Dataset entries:

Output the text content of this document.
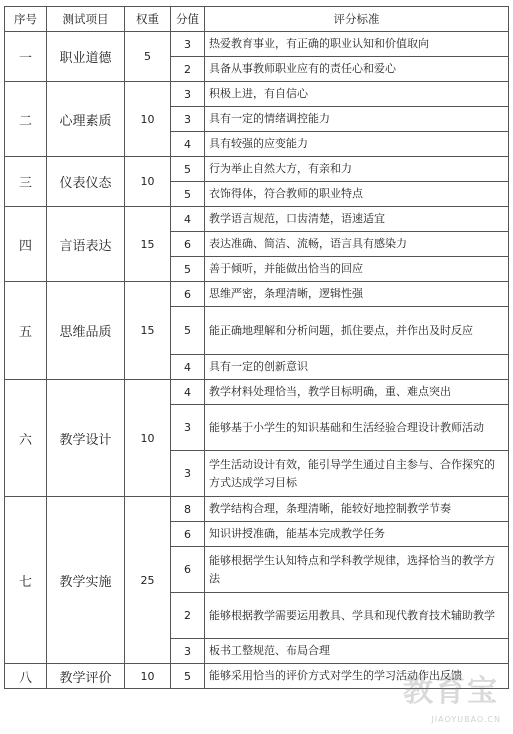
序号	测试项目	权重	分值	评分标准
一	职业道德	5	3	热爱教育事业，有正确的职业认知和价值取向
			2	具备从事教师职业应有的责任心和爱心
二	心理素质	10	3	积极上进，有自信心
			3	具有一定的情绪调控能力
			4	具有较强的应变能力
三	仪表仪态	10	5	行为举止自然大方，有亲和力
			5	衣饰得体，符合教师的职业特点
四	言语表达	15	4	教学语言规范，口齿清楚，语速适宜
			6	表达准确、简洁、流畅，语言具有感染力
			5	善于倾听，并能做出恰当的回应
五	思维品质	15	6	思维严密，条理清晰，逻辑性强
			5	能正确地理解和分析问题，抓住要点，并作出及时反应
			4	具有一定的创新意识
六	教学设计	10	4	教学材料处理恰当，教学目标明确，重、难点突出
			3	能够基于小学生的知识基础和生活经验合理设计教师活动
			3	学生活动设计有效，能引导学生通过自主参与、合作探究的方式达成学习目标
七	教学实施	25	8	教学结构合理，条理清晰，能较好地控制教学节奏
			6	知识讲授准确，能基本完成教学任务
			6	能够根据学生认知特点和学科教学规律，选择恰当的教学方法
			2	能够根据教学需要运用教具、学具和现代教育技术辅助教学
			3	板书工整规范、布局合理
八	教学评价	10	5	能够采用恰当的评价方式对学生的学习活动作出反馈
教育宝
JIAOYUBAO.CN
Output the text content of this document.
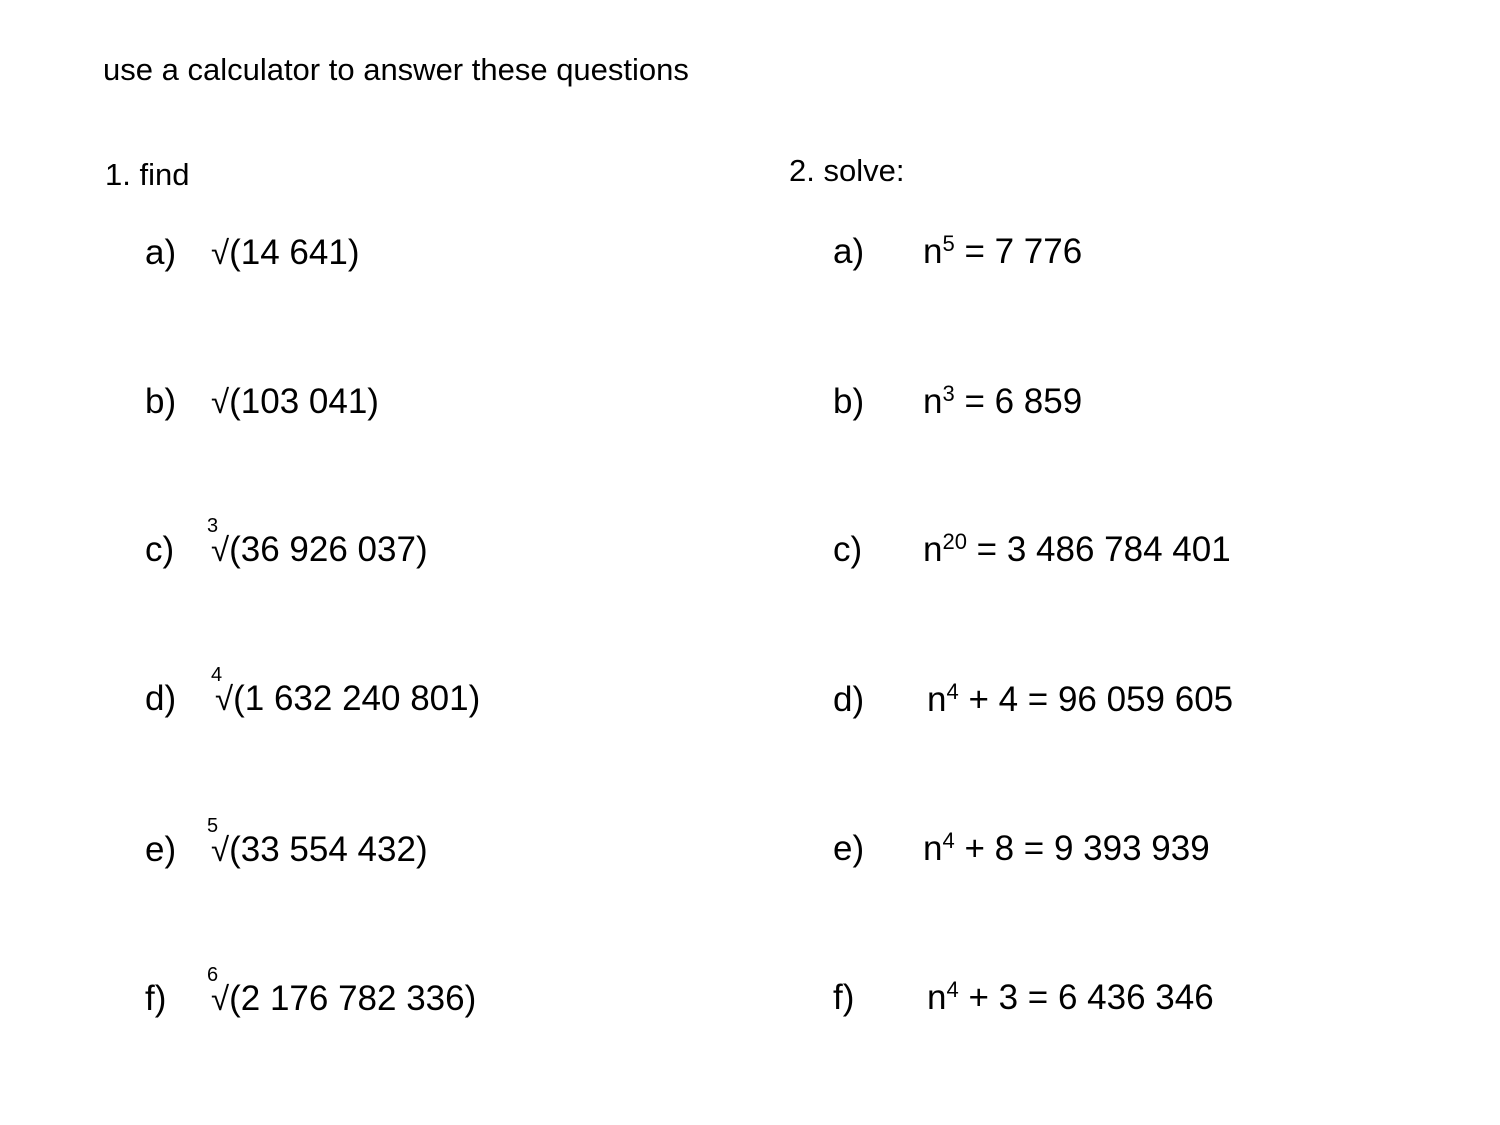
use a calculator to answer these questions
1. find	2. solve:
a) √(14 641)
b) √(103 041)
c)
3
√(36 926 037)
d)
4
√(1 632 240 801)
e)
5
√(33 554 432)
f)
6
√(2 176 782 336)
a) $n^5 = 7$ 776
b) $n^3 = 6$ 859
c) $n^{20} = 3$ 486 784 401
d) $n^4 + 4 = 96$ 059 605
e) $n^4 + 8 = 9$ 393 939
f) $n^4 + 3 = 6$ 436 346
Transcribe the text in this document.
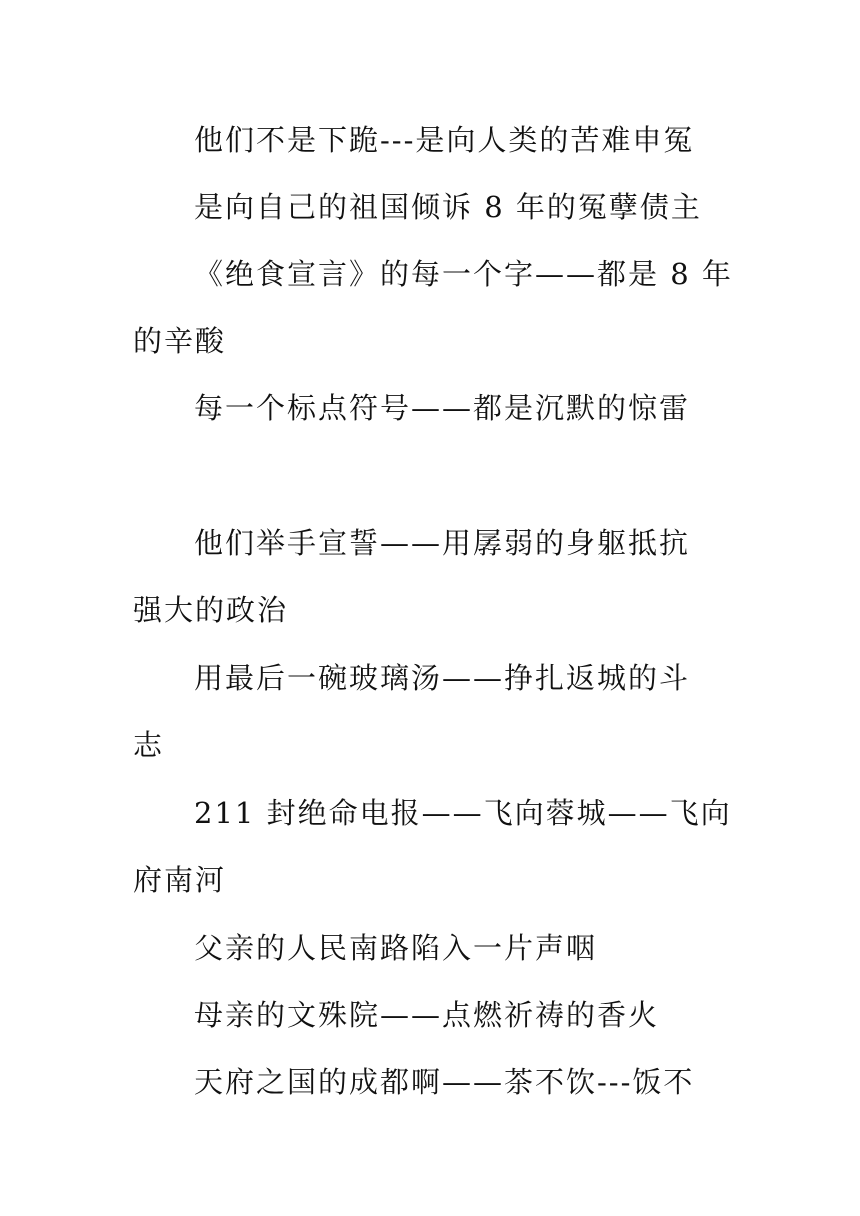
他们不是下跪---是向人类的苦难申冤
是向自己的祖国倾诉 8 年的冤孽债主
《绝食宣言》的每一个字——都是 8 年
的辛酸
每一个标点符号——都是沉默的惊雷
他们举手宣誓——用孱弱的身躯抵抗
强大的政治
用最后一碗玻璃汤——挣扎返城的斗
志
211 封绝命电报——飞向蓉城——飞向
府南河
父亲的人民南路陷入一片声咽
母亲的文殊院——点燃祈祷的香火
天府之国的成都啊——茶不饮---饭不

▶ **JOB**: Go through the material above and print all of it exactly, except the pictures.

▶ **EXERCISE ANSWER**:
Output the text content of this document.
序号	测试项目	权重	分值	评分标准
一	职业道德	5	3	热爱教育事业，有正确的职业认知和价值取向
			2	具备从事教师职业应有的责任心和爱心
二	心理素质	10	3	积极上进，有自信心
			3	具有一定的情绪调控能力
			4	具有较强的应变能力
三	仪表仪态	10	5	行为举止自然大方，有亲和力
			5	衣饰得体，符合教师的职业特点
四	言语表达	15	4	教学语言规范，口齿清楚，语速适宜
			6	表达准确、简洁、流畅，语言具有感染力
			5	善于倾听，并能做出恰当的回应
五	思维品质	15	6	思维严密，条理清晰，逻辑性强
			5	能正确地理解和分析问题，抓住要点，并作出及时反应
			4	具有一定的创新意识
六	教学设计	10	4	教学材料处理恰当，教学目标明确，重、难点突出
			3	能够基于小学生的知识基础和生活经验合理设计教师活动
			3	学生活动设计有效，能引导学生通过自主参与、合作探究的方式达成学习目标
七	教学实施	25	8	教学结构合理，条理清晰，能较好地控制教学节奏
			6	知识讲授准确，能基本完成教学任务
			6	能够根据学生认知特点和学科教学规律，选择恰当的教学方法
			2	能够根据教学需要运用教具、学具和现代教育技术辅助教学
			3	板书工整规范、布局合理
八	教学评价	10	5	能够采用恰当的评价方式对学生的学习活动作出反馈
教育宝
JIAOYUBAO.CN
Output the text content of this document.
use a calculator to answer these questions
1. find	2. solve:
a) √(14 641)
b) √(103 041)
c)
3
√(36 926 037)
d)
4
√(1 632 240 801)
e)
5
√(33 554 432)
f)
6
√(2 176 782 336)
a) $n^5 = 7$ 776
b) $n^3 = 6$ 859
c) $n^{20} = 3$ 486 784 401
d) $n^4 + 4 = 96$ 059 605
e) $n^4 + 8 = 9$ 393 939
f) $n^4 + 3 = 6$ 436 346
Transcribe the text in this document.
他们不是下跪---是向人类的苦难申冤
是向自己的祖国倾诉 8 年的冤孽债主
《绝食宣言》的每一个字——都是 8 年
的辛酸
每一个标点符号——都是沉默的惊雷
他们举手宣誓——用孱弱的身躯抵抗
强大的政治
用最后一碗玻璃汤——挣扎返城的斗
志
211 封绝命电报——飞向蓉城——飞向
府南河
父亲的人民南路陷入一片声咽
母亲的文殊院——点燃祈祷的香火
天府之国的成都啊——茶不饮---饭不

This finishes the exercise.